Records from a collection
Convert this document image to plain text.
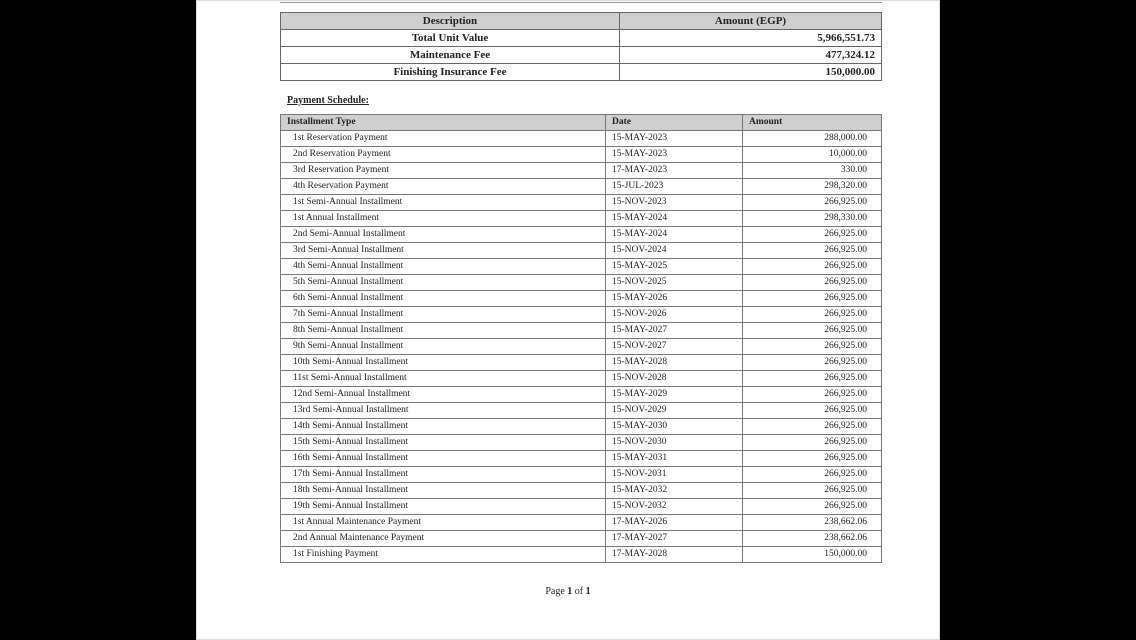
Description	Amount (EGP)
Total Unit Value	5,966,551.73
Maintenance Fee	477,324.12
Finishing Insurance Fee	150,000.00
Payment Schedule:
Installment Type	Date	Amount
1st Reservation Payment	15-MAY-2023	288,000.00
2nd Reservation Payment	15-MAY-2023	10,000.00
3rd Reservation Payment	17-MAY-2023	330.00
4th Reservation Payment	15-JUL-2023	298,320.00
1st Semi-Annual Installment	15-NOV-2023	266,925.00
1st Annual Installment	15-MAY-2024	298,330.00
2nd Semi-Annual Installment	15-MAY-2024	266,925.00
3rd Semi-Annual Installment	15-NOV-2024	266,925.00
4th Semi-Annual Installment	15-MAY-2025	266,925.00
5th Semi-Annual Installment	15-NOV-2025	266,925.00
6th Semi-Annual Installment	15-MAY-2026	266,925.00
7th Semi-Annual Installment	15-NOV-2026	266,925.00
8th Semi-Annual Installment	15-MAY-2027	266,925.00
9th Semi-Annual Installment	15-NOV-2027	266,925.00
10th Semi-Annual Installment	15-MAY-2028	266,925.00
11st Semi-Annual Installment	15-NOV-2028	266,925.00
12nd Semi-Annual Installment	15-MAY-2029	266,925.00
13rd Semi-Annual Installment	15-NOV-2029	266,925.00
14th Semi-Annual Installment	15-MAY-2030	266,925.00
15th Semi-Annual Installment	15-NOV-2030	266,925.00
16th Semi-Annual Installment	15-MAY-2031	266,925.00
17th Semi-Annual Installment	15-NOV-2031	266,925.00
18th Semi-Annual Installment	15-MAY-2032	266,925.00
19th Semi-Annual Installment	15-NOV-2032	266,925.00
1st Annual Maintenance Payment	17-MAY-2026	238,662.06
2nd Annual Maintenance Payment	17-MAY-2027	238,662.06
1st Finishing Payment	17-MAY-2028	150,000.00
Page 1 of 1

EXERCISE AIM: Each entry above is to be written out again unchanged, apart from the pictures, which are left out.

RESULT FOR THIS TASK:
Convert this document image to plain text.
Description	Amount (EGP)
Total Unit Value	5,966,551.73
Maintenance Fee	477,324.12
Finishing Insurance Fee	150,000.00
Payment Schedule:
Installment Type	Date	Amount
1st Reservation Payment	15-MAY-2023	288,000.00
2nd Reservation Payment	15-MAY-2023	10,000.00
3rd Reservation Payment	17-MAY-2023	330.00
4th Reservation Payment	15-JUL-2023	298,320.00
1st Semi-Annual Installment	15-NOV-2023	266,925.00
1st Annual Installment	15-MAY-2024	298,330.00
2nd Semi-Annual Installment	15-MAY-2024	266,925.00
3rd Semi-Annual Installment	15-NOV-2024	266,925.00
4th Semi-Annual Installment	15-MAY-2025	266,925.00
5th Semi-Annual Installment	15-NOV-2025	266,925.00
6th Semi-Annual Installment	15-MAY-2026	266,925.00
7th Semi-Annual Installment	15-NOV-2026	266,925.00
8th Semi-Annual Installment	15-MAY-2027	266,925.00
9th Semi-Annual Installment	15-NOV-2027	266,925.00
10th Semi-Annual Installment	15-MAY-2028	266,925.00
11st Semi-Annual Installment	15-NOV-2028	266,925.00
12nd Semi-Annual Installment	15-MAY-2029	266,925.00
13rd Semi-Annual Installment	15-NOV-2029	266,925.00
14th Semi-Annual Installment	15-MAY-2030	266,925.00
15th Semi-Annual Installment	15-NOV-2030	266,925.00
16th Semi-Annual Installment	15-MAY-2031	266,925.00
17th Semi-Annual Installment	15-NOV-2031	266,925.00
18th Semi-Annual Installment	15-MAY-2032	266,925.00
19th Semi-Annual Installment	15-NOV-2032	266,925.00
1st Annual Maintenance Payment	17-MAY-2026	238,662.06
2nd Annual Maintenance Payment	17-MAY-2027	238,662.06
1st Finishing Payment	17-MAY-2028	150,000.00
Page 1 of 1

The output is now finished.